# Goal of the exercise
Below is a block of records. Copy every line in it that contains the word "this".

# Data excerpts

________________

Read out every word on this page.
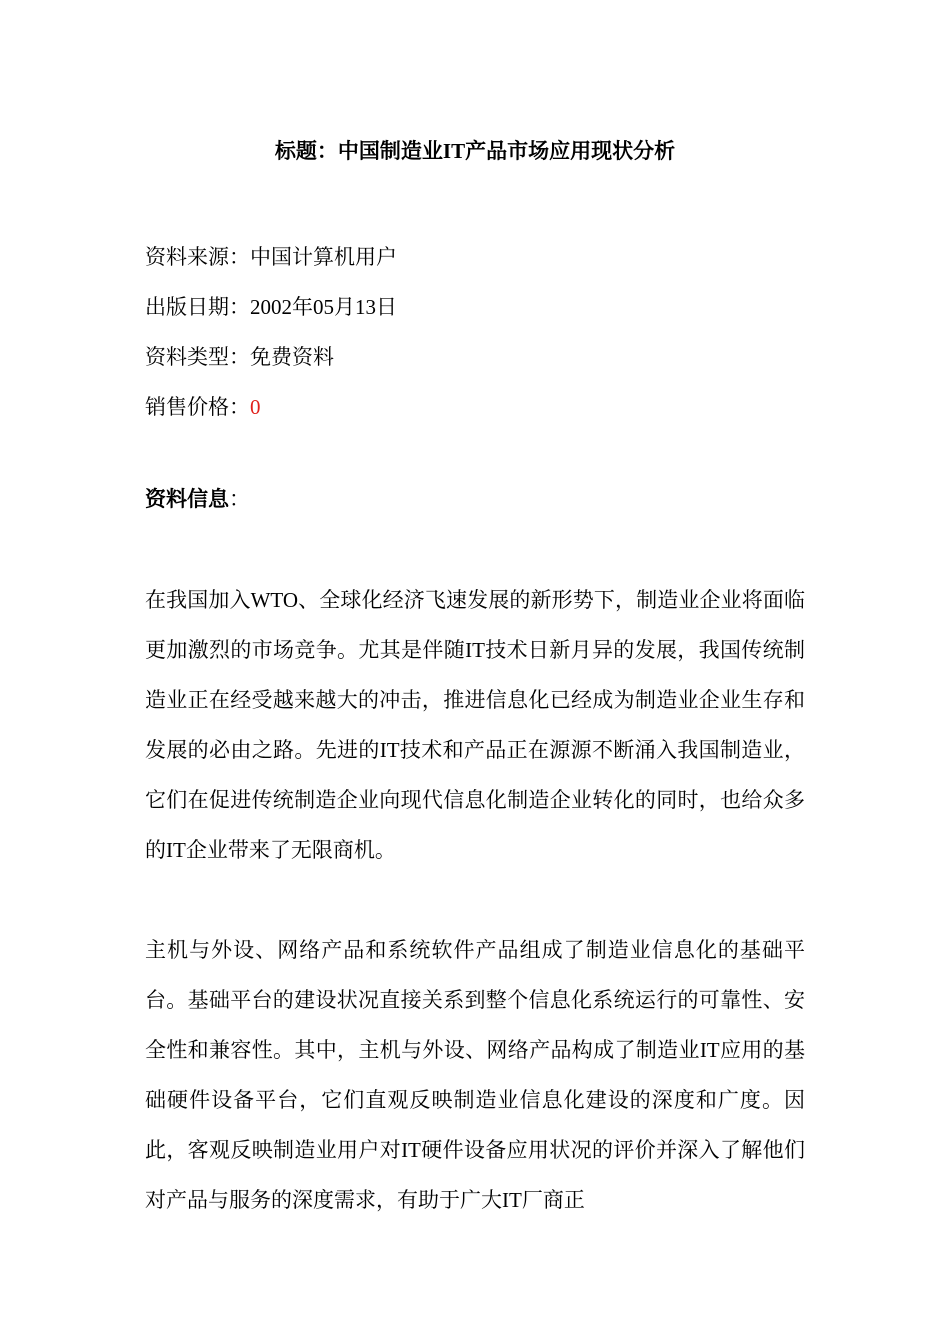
标题：中国制造业IT产品市场应用现状分析
资料来源：中国计算机用户
出版日期：2002年05月13日
资料类型：免费资料
销售价格：0
资料信息：

在我国加入WTO、全球化经济飞速发展的新形势下，制造业企业将面临更加激烈的市场竞争。尤其是伴随IT技术日新月异的发展，我国传统制造业正在经受越来越大的冲击，推进信息化已经成为制造业企业生存和发展的必由之路。先进的IT技术和产品正在源源不断涌入我国制造业，它们在促进传统制造企业向现代信息化制造企业转化的同时，也给众多的IT企业带来了无限商机。

主机与外设、网络产品和系统软件产品组成了制造业信息化的基础平台。基础平台的建设状况直接关系到整个信息化系统运行的可靠性、安全性和兼容性。其中，主机与外设、网络产品构成了制造业IT应用的基础硬件设备平台，它们直观反映制造业信息化建设的深度和广度。因此，客观反映制造业用户对IT硬件设备应用状况的评价并深入了解他们对产品与服务的深度需求，有助于广大IT厂商正
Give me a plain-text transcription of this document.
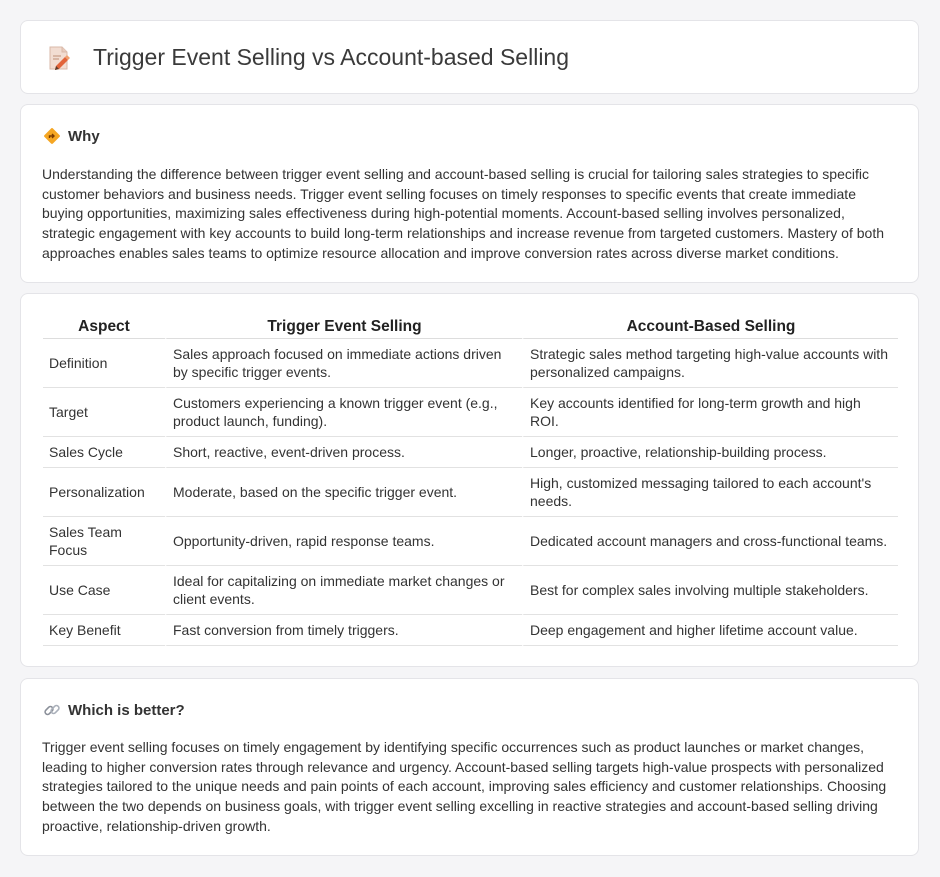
Trigger Event Selling vs Account-based Selling
Why

Understanding the difference between trigger event selling and account-based selling is crucial for tailoring sales strategies to specific customer behaviors and business needs. Trigger event selling focuses on timely responses to specific events that create immediate buying opportunities, maximizing sales effectiveness during high-potential moments. Account-based selling involves personalized, strategic engagement with key accounts to build long-term relationships and increase revenue from targeted customers. Mastery of both approaches enables sales teams to optimize resource allocation and improve conversion rates across diverse market conditions.

Aspect	Trigger Event Selling	Account-Based Selling
Definition	Sales approach focused on immediate actions driven by specific trigger events.	Strategic sales method targeting high-value accounts with personalized campaigns.
Target	Customers experiencing a known trigger event (e.g., product launch, funding).	Key accounts identified for long-term growth and high ROI.
Sales Cycle	Short, reactive, event-driven process.	Longer, proactive, relationship-building process.
Personalization	Moderate, based on the specific trigger event.	High, customized messaging tailored to each account's needs.
Sales Team Focus	Opportunity-driven, rapid response teams.	Dedicated account managers and cross-functional teams.
Use Case	Ideal for capitalizing on immediate market changes or client events.	Best for complex sales involving multiple stakeholders.
Key Benefit	Fast conversion from timely triggers.	Deep engagement and higher lifetime account value.
Which is better?

Trigger event selling focuses on timely engagement by identifying specific occurrences such as product launches or market changes, leading to higher conversion rates through relevance and urgency. Account-based selling targets high-value prospects with personalized strategies tailored to the unique needs and pain points of each account, improving sales efficiency and customer relationships. Choosing between the two depends on business goals, with trigger event selling excelling in reactive strategies and account-based selling driving proactive, relationship-driven growth.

________________

# Task response
Read out every word on this page.
Give me a plain-text transcription of this document.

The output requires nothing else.